*To do*.
Each entry needs to be restated exactly as written.
-=-=-
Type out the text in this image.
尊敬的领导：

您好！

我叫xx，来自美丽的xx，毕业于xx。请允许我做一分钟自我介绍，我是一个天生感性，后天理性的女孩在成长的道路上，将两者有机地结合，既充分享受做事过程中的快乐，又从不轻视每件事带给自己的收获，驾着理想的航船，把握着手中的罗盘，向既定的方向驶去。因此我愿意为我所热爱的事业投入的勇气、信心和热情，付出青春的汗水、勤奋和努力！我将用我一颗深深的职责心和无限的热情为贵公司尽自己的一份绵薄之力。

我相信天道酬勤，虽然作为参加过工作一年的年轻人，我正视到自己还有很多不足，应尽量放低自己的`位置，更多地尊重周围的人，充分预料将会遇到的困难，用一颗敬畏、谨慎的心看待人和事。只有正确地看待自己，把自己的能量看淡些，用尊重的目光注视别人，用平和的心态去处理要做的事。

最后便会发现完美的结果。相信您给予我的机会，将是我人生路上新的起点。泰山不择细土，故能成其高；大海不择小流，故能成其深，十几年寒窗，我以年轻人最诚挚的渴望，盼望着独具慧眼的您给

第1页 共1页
-=-=-
*Complete response*.
Type out the text in this image.
尊敬的领导：

您好！

我叫xx，来自美丽的xx，毕业于xx。请允许我做一分钟自我介绍，我是一个天生感性，后天理性的女孩在成长的道路上，将两者有机地结合，既充分享受做事过程中的快乐，又从不轻视每件事带给自己的收获，驾着理想的航船，把握着手中的罗盘，向既定的方向驶去。因此我愿意为我所热爱的事业投入的勇气、信心和热情，付出青春的汗水、勤奋和努力！我将用我一颗深深的职责心和无限的热情为贵公司尽自己的一份绵薄之力。

我相信天道酬勤，虽然作为参加过工作一年的年轻人，我正视到自己还有很多不足，应尽量放低自己的`位置，更多地尊重周围的人，充分预料将会遇到的困难，用一颗敬畏、谨慎的心看待人和事。只有正确地看待自己，把自己的能量看淡些，用尊重的目光注视别人，用平和的心态去处理要做的事。

最后便会发现完美的结果。相信您给予我的机会，将是我人生路上新的起点。泰山不择细土，故能成其高；大海不择小流，故能成其深，十几年寒窗，我以年轻人最诚挚的渴望，盼望着独具慧眼的您给

第1页 共1页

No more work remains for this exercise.